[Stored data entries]
** begin **
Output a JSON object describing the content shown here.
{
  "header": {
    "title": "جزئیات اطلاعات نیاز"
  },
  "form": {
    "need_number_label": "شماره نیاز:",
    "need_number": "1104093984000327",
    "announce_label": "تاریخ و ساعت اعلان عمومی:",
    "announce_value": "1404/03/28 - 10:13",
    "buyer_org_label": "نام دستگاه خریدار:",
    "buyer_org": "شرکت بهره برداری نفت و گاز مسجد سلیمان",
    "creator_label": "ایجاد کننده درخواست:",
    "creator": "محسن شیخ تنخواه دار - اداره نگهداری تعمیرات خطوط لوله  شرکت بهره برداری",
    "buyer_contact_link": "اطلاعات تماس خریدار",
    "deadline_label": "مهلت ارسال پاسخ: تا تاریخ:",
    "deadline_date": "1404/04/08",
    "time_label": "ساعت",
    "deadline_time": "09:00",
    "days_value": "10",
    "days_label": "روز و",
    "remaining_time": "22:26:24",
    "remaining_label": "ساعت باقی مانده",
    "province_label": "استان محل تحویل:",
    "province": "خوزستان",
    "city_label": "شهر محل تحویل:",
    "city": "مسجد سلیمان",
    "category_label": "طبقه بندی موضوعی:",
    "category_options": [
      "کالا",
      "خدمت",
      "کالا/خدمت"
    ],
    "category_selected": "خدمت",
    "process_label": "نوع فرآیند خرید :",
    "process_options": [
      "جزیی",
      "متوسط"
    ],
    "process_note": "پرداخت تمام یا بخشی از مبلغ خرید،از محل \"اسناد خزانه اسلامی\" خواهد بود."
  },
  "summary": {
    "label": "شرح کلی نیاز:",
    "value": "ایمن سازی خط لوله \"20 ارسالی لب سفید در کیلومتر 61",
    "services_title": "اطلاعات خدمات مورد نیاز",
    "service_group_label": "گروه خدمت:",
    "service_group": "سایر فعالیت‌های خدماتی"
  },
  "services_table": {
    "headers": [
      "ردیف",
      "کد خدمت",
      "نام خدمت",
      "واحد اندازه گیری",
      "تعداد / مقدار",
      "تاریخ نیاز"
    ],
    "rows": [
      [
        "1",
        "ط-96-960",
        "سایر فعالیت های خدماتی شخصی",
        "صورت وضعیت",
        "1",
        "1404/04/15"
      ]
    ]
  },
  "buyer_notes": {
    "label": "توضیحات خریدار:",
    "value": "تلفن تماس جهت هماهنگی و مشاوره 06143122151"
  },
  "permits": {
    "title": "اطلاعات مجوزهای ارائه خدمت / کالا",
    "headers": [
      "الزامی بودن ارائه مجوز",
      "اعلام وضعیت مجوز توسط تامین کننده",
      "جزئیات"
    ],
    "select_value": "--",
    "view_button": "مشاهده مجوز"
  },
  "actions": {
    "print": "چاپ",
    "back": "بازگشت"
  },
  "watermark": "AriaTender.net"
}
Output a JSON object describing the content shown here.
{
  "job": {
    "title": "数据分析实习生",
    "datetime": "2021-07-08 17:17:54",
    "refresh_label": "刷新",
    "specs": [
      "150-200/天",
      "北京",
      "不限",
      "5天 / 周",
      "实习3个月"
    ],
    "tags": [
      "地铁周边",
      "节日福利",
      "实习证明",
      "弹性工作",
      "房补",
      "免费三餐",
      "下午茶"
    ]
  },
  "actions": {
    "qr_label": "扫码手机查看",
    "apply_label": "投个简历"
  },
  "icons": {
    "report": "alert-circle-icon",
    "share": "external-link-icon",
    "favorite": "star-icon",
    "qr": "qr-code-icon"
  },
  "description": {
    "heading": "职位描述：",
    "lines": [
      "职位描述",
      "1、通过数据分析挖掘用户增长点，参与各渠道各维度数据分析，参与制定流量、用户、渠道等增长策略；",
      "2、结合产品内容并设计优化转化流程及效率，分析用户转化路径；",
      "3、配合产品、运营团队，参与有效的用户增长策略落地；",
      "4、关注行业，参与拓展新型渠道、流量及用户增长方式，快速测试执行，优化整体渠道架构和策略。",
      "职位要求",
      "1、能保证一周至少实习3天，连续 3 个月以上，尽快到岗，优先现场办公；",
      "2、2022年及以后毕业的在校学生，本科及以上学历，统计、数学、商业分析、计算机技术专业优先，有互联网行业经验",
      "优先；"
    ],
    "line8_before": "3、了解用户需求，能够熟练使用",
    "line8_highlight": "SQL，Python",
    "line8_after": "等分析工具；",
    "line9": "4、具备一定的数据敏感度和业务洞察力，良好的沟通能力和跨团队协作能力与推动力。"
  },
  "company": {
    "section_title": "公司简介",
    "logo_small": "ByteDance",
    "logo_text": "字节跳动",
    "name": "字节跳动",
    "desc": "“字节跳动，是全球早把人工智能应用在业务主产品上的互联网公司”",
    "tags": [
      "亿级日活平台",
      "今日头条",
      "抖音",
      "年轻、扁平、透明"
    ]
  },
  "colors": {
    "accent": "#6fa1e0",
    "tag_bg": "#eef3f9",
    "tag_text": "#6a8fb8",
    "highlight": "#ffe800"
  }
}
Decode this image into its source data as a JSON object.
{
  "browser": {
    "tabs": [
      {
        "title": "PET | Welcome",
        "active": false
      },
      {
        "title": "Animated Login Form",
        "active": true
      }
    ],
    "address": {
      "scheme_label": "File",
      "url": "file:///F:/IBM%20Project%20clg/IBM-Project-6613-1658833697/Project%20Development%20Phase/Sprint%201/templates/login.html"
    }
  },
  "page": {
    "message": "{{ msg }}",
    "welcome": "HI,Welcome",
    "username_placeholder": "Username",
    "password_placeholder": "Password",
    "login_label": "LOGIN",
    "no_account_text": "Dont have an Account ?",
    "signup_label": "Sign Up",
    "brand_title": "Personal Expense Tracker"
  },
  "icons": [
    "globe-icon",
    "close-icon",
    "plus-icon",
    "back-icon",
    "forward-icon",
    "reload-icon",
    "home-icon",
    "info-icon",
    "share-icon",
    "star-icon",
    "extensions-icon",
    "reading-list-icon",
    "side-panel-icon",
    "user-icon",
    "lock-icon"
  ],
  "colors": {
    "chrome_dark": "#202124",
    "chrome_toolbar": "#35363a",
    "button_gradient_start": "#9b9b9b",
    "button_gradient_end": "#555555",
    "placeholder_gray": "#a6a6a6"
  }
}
** end **
Go through the records and print each one exactly.

Output a JSON object describing the content shown here.
{
  "header": {
    "title": "جزئیات اطلاعات نیاز"
  },
  "form": {
    "need_number_label": "شماره نیاز:",
    "need_number": "1104093984000327",
    "announce_label": "تاریخ و ساعت اعلان عمومی:",
    "announce_value": "1404/03/28 - 10:13",
    "buyer_org_label": "نام دستگاه خریدار:",
    "buyer_org": "شرکت بهره برداری نفت و گاز مسجد سلیمان",
    "creator_label": "ایجاد کننده درخواست:",
    "creator": "محسن شیخ تنخواه دار - اداره نگهداری تعمیرات خطوط لوله  شرکت بهره برداری",
    "buyer_contact_link": "اطلاعات تماس خریدار",
    "deadline_label": "مهلت ارسال پاسخ: تا تاریخ:",
    "deadline_date": "1404/04/08",
    "time_label": "ساعت",
    "deadline_time": "09:00",
    "days_value": "10",
    "days_label": "روز و",
    "remaining_time": "22:26:24",
    "remaining_label": "ساعت باقی مانده",
    "province_label": "استان محل تحویل:",
    "province": "خوزستان",
    "city_label": "شهر محل تحویل:",
    "city": "مسجد سلیمان",
    "category_label": "طبقه بندی موضوعی:",
    "category_options": [
      "کالا",
      "خدمت",
      "کالا/خدمت"
    ],
    "category_selected": "خدمت",
    "process_label": "نوع فرآیند خرید :",
    "process_options": [
      "جزیی",
      "متوسط"
    ],
    "process_note": "پرداخت تمام یا بخشی از مبلغ خرید،از محل \"اسناد خزانه اسلامی\" خواهد بود."
  },
  "summary": {
    "label": "شرح کلی نیاز:",
    "value": "ایمن سازی خط لوله \"20 ارسالی لب سفید در کیلومتر 61",
    "services_title": "اطلاعات خدمات مورد نیاز",
    "service_group_label": "گروه خدمت:",
    "service_group": "سایر فعالیت‌های خدماتی"
  },
  "services_table": {
    "headers": [
      "ردیف",
      "کد خدمت",
      "نام خدمت",
      "واحد اندازه گیری",
      "تعداد / مقدار",
      "تاریخ نیاز"
    ],
    "rows": [
      [
        "1",
        "ط-96-960",
        "سایر فعالیت های خدماتی شخصی",
        "صورت وضعیت",
        "1",
        "1404/04/15"
      ]
    ]
  },
  "buyer_notes": {
    "label": "توضیحات خریدار:",
    "value": "تلفن تماس جهت هماهنگی و مشاوره 06143122151"
  },
  "permits": {
    "title": "اطلاعات مجوزهای ارائه خدمت / کالا",
    "headers": [
      "الزامی بودن ارائه مجوز",
      "اعلام وضعیت مجوز توسط تامین کننده",
      "جزئیات"
    ],
    "select_value": "--",
    "view_button": "مشاهده مجوز"
  },
  "actions": {
    "print": "چاپ",
    "back": "بازگشت"
  },
  "watermark": "AriaTender.net"
}
Output a JSON object describing the content shown here.
{
  "job": {
    "title": "数据分析实习生",
    "datetime": "2021-07-08 17:17:54",
    "refresh_label": "刷新",
    "specs": [
      "150-200/天",
      "北京",
      "不限",
      "5天 / 周",
      "实习3个月"
    ],
    "tags": [
      "地铁周边",
      "节日福利",
      "实习证明",
      "弹性工作",
      "房补",
      "免费三餐",
      "下午茶"
    ]
  },
  "actions": {
    "qr_label": "扫码手机查看",
    "apply_label": "投个简历"
  },
  "icons": {
    "report": "alert-circle-icon",
    "share": "external-link-icon",
    "favorite": "star-icon",
    "qr": "qr-code-icon"
  },
  "description": {
    "heading": "职位描述：",
    "lines": [
      "职位描述",
      "1、通过数据分析挖掘用户增长点，参与各渠道各维度数据分析，参与制定流量、用户、渠道等增长策略；",
      "2、结合产品内容并设计优化转化流程及效率，分析用户转化路径；",
      "3、配合产品、运营团队，参与有效的用户增长策略落地；",
      "4、关注行业，参与拓展新型渠道、流量及用户增长方式，快速测试执行，优化整体渠道架构和策略。",
      "职位要求",
      "1、能保证一周至少实习3天，连续 3 个月以上，尽快到岗，优先现场办公；",
      "2、2022年及以后毕业的在校学生，本科及以上学历，统计、数学、商业分析、计算机技术专业优先，有互联网行业经验",
      "优先；"
    ],
    "line8_before": "3、了解用户需求，能够熟练使用",
    "line8_highlight": "SQL，Python",
    "line8_after": "等分析工具；",
    "line9": "4、具备一定的数据敏感度和业务洞察力，良好的沟通能力和跨团队协作能力与推动力。"
  },
  "company": {
    "section_title": "公司简介",
    "logo_small": "ByteDance",
    "logo_text": "字节跳动",
    "name": "字节跳动",
    "desc": "“字节跳动，是全球早把人工智能应用在业务主产品上的互联网公司”",
    "tags": [
      "亿级日活平台",
      "今日头条",
      "抖音",
      "年轻、扁平、透明"
    ]
  },
  "colors": {
    "accent": "#6fa1e0",
    "tag_bg": "#eef3f9",
    "tag_text": "#6a8fb8",
    "highlight": "#ffe800"
  }
}
Decode this image into its source data as a JSON object.
{
  "browser": {
    "tabs": [
      {
        "title": "PET | Welcome",
        "active": false
      },
      {
        "title": "Animated Login Form",
        "active": true
      }
    ],
    "address": {
      "scheme_label": "File",
      "url": "file:///F:/IBM%20Project%20clg/IBM-Project-6613-1658833697/Project%20Development%20Phase/Sprint%201/templates/login.html"
    }
  },
  "page": {
    "message": "{{ msg }}",
    "welcome": "HI,Welcome",
    "username_placeholder": "Username",
    "password_placeholder": "Password",
    "login_label": "LOGIN",
    "no_account_text": "Dont have an Account ?",
    "signup_label": "Sign Up",
    "brand_title": "Personal Expense Tracker"
  },
  "icons": [
    "globe-icon",
    "close-icon",
    "plus-icon",
    "back-icon",
    "forward-icon",
    "reload-icon",
    "home-icon",
    "info-icon",
    "share-icon",
    "star-icon",
    "extensions-icon",
    "reading-list-icon",
    "side-panel-icon",
    "user-icon",
    "lock-icon"
  ],
  "colors": {
    "chrome_dark": "#202124",
    "chrome_toolbar": "#35363a",
    "button_gradient_start": "#9b9b9b",
    "button_gradient_end": "#555555",
    "placeholder_gray": "#a6a6a6"
  }
}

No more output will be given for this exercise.